START SUPPLIED ENTRIES

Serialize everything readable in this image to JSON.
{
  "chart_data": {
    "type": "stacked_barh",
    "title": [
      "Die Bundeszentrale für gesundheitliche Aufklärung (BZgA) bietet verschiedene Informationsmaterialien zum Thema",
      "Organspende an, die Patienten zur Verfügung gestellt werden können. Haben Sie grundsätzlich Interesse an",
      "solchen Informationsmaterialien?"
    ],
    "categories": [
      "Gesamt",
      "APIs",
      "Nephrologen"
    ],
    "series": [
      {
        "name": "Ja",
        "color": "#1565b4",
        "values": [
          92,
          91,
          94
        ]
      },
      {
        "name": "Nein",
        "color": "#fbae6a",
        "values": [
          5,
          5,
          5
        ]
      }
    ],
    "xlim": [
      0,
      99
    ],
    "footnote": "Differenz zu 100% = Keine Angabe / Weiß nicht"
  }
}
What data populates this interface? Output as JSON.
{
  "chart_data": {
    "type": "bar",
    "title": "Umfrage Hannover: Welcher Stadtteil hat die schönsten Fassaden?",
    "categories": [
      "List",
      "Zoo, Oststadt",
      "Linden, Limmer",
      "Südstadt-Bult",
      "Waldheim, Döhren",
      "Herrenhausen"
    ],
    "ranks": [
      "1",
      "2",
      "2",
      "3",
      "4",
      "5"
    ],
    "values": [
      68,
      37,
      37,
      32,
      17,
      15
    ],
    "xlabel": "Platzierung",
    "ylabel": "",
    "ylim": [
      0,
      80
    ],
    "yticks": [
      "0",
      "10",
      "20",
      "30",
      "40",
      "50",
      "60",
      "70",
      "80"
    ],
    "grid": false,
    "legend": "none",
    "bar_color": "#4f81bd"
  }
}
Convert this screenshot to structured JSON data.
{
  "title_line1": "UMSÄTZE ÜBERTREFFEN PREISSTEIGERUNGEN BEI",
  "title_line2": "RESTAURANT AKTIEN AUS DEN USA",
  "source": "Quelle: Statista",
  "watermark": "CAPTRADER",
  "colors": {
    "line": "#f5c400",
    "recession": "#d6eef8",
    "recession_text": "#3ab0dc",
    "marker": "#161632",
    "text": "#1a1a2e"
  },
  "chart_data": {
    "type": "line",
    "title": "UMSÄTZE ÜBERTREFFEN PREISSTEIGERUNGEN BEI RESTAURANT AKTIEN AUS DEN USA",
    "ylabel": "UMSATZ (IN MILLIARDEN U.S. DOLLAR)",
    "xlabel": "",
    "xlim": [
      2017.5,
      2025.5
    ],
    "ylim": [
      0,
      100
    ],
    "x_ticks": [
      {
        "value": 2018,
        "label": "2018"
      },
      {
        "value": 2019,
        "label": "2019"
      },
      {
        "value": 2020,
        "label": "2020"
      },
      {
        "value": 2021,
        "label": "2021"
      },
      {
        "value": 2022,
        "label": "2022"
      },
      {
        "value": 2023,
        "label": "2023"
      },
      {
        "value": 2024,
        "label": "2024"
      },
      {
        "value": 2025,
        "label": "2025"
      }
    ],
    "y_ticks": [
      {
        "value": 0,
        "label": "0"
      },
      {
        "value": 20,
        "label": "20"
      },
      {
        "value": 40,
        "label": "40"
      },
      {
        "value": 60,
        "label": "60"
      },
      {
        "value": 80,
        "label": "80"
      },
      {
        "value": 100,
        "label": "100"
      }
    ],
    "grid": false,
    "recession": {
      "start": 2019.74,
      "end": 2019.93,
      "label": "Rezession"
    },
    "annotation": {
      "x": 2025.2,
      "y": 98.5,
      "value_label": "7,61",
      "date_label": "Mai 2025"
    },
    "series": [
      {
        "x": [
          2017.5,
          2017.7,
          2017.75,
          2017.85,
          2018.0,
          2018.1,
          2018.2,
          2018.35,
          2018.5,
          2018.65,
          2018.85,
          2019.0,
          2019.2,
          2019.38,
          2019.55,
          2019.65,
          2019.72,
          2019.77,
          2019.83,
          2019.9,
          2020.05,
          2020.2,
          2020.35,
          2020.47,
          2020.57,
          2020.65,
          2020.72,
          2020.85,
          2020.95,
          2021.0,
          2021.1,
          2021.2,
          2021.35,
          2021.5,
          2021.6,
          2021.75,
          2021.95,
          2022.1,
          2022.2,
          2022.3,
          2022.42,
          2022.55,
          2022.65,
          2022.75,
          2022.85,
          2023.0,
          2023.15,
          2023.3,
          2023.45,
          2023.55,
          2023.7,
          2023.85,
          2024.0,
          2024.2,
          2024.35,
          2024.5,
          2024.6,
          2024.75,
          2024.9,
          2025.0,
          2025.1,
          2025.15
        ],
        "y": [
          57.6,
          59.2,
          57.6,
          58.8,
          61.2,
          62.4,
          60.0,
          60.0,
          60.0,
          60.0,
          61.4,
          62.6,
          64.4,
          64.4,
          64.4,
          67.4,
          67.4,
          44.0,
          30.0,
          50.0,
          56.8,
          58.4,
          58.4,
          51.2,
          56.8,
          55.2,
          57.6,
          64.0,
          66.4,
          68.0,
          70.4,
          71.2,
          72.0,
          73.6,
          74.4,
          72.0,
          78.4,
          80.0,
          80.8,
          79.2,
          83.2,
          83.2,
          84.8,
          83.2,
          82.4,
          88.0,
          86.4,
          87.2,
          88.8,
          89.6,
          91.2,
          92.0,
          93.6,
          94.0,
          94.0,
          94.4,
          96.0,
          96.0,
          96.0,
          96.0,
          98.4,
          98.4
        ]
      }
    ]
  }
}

END SUPPLIED ENTRIES

Extract every entry in the listing word for word.

### FINISHED EXERCISE:
Serialize everything readable in this image to JSON.
{
  "chart_data": {
    "type": "stacked_barh",
    "title": [
      "Die Bundeszentrale für gesundheitliche Aufklärung (BZgA) bietet verschiedene Informationsmaterialien zum Thema",
      "Organspende an, die Patienten zur Verfügung gestellt werden können. Haben Sie grundsätzlich Interesse an",
      "solchen Informationsmaterialien?"
    ],
    "categories": [
      "Gesamt",
      "APIs",
      "Nephrologen"
    ],
    "series": [
      {
        "name": "Ja",
        "color": "#1565b4",
        "values": [
          92,
          91,
          94
        ]
      },
      {
        "name": "Nein",
        "color": "#fbae6a",
        "values": [
          5,
          5,
          5
        ]
      }
    ],
    "xlim": [
      0,
      99
    ],
    "footnote": "Differenz zu 100% = Keine Angabe / Weiß nicht"
  }
}
What data populates this interface? Output as JSON.
{
  "chart_data": {
    "type": "bar",
    "title": "Umfrage Hannover: Welcher Stadtteil hat die schönsten Fassaden?",
    "categories": [
      "List",
      "Zoo, Oststadt",
      "Linden, Limmer",
      "Südstadt-Bult",
      "Waldheim, Döhren",
      "Herrenhausen"
    ],
    "ranks": [
      "1",
      "2",
      "2",
      "3",
      "4",
      "5"
    ],
    "values": [
      68,
      37,
      37,
      32,
      17,
      15
    ],
    "xlabel": "Platzierung",
    "ylabel": "",
    "ylim": [
      0,
      80
    ],
    "yticks": [
      "0",
      "10",
      "20",
      "30",
      "40",
      "50",
      "60",
      "70",
      "80"
    ],
    "grid": false,
    "legend": "none",
    "bar_color": "#4f81bd"
  }
}
Convert this screenshot to structured JSON data.
{
  "title_line1": "UMSÄTZE ÜBERTREFFEN PREISSTEIGERUNGEN BEI",
  "title_line2": "RESTAURANT AKTIEN AUS DEN USA",
  "source": "Quelle: Statista",
  "watermark": "CAPTRADER",
  "colors": {
    "line": "#f5c400",
    "recession": "#d6eef8",
    "recession_text": "#3ab0dc",
    "marker": "#161632",
    "text": "#1a1a2e"
  },
  "chart_data": {
    "type": "line",
    "title": "UMSÄTZE ÜBERTREFFEN PREISSTEIGERUNGEN BEI RESTAURANT AKTIEN AUS DEN USA",
    "ylabel": "UMSATZ (IN MILLIARDEN U.S. DOLLAR)",
    "xlabel": "",
    "xlim": [
      2017.5,
      2025.5
    ],
    "ylim": [
      0,
      100
    ],
    "x_ticks": [
      {
        "value": 2018,
        "label": "2018"
      },
      {
        "value": 2019,
        "label": "2019"
      },
      {
        "value": 2020,
        "label": "2020"
      },
      {
        "value": 2021,
        "label": "2021"
      },
      {
        "value": 2022,
        "label": "2022"
      },
      {
        "value": 2023,
        "label": "2023"
      },
      {
        "value": 2024,
        "label": "2024"
      },
      {
        "value": 2025,
        "label": "2025"
      }
    ],
    "y_ticks": [
      {
        "value": 0,
        "label": "0"
      },
      {
        "value": 20,
        "label": "20"
      },
      {
        "value": 40,
        "label": "40"
      },
      {
        "value": 60,
        "label": "60"
      },
      {
        "value": 80,
        "label": "80"
      },
      {
        "value": 100,
        "label": "100"
      }
    ],
    "grid": false,
    "recession": {
      "start": 2019.74,
      "end": 2019.93,
      "label": "Rezession"
    },
    "annotation": {
      "x": 2025.2,
      "y": 98.5,
      "value_label": "7,61",
      "date_label": "Mai 2025"
    },
    "series": [
      {
        "x": [
          2017.5,
          2017.7,
          2017.75,
          2017.85,
          2018.0,
          2018.1,
          2018.2,
          2018.35,
          2018.5,
          2018.65,
          2018.85,
          2019.0,
          2019.2,
          2019.38,
          2019.55,
          2019.65,
          2019.72,
          2019.77,
          2019.83,
          2019.9,
          2020.05,
          2020.2,
          2020.35,
          2020.47,
          2020.57,
          2020.65,
          2020.72,
          2020.85,
          2020.95,
          2021.0,
          2021.1,
          2021.2,
          2021.35,
          2021.5,
          2021.6,
          2021.75,
          2021.95,
          2022.1,
          2022.2,
          2022.3,
          2022.42,
          2022.55,
          2022.65,
          2022.75,
          2022.85,
          2023.0,
          2023.15,
          2023.3,
          2023.45,
          2023.55,
          2023.7,
          2023.85,
          2024.0,
          2024.2,
          2024.35,
          2024.5,
          2024.6,
          2024.75,
          2024.9,
          2025.0,
          2025.1,
          2025.15
        ],
        "y": [
          57.6,
          59.2,
          57.6,
          58.8,
          61.2,
          62.4,
          60.0,
          60.0,
          60.0,
          60.0,
          61.4,
          62.6,
          64.4,
          64.4,
          64.4,
          67.4,
          67.4,
          44.0,
          30.0,
          50.0,
          56.8,
          58.4,
          58.4,
          51.2,
          56.8,
          55.2,
          57.6,
          64.0,
          66.4,
          68.0,
          70.4,
          71.2,
          72.0,
          73.6,
          74.4,
          72.0,
          78.4,
          80.0,
          80.8,
          79.2,
          83.2,
          83.2,
          84.8,
          83.2,
          82.4,
          88.0,
          86.4,
          87.2,
          88.8,
          89.6,
          91.2,
          92.0,
          93.6,
          94.0,
          94.0,
          94.4,
          96.0,
          96.0,
          96.0,
          96.0,
          98.4,
          98.4
        ]
      }
    ]
  }
}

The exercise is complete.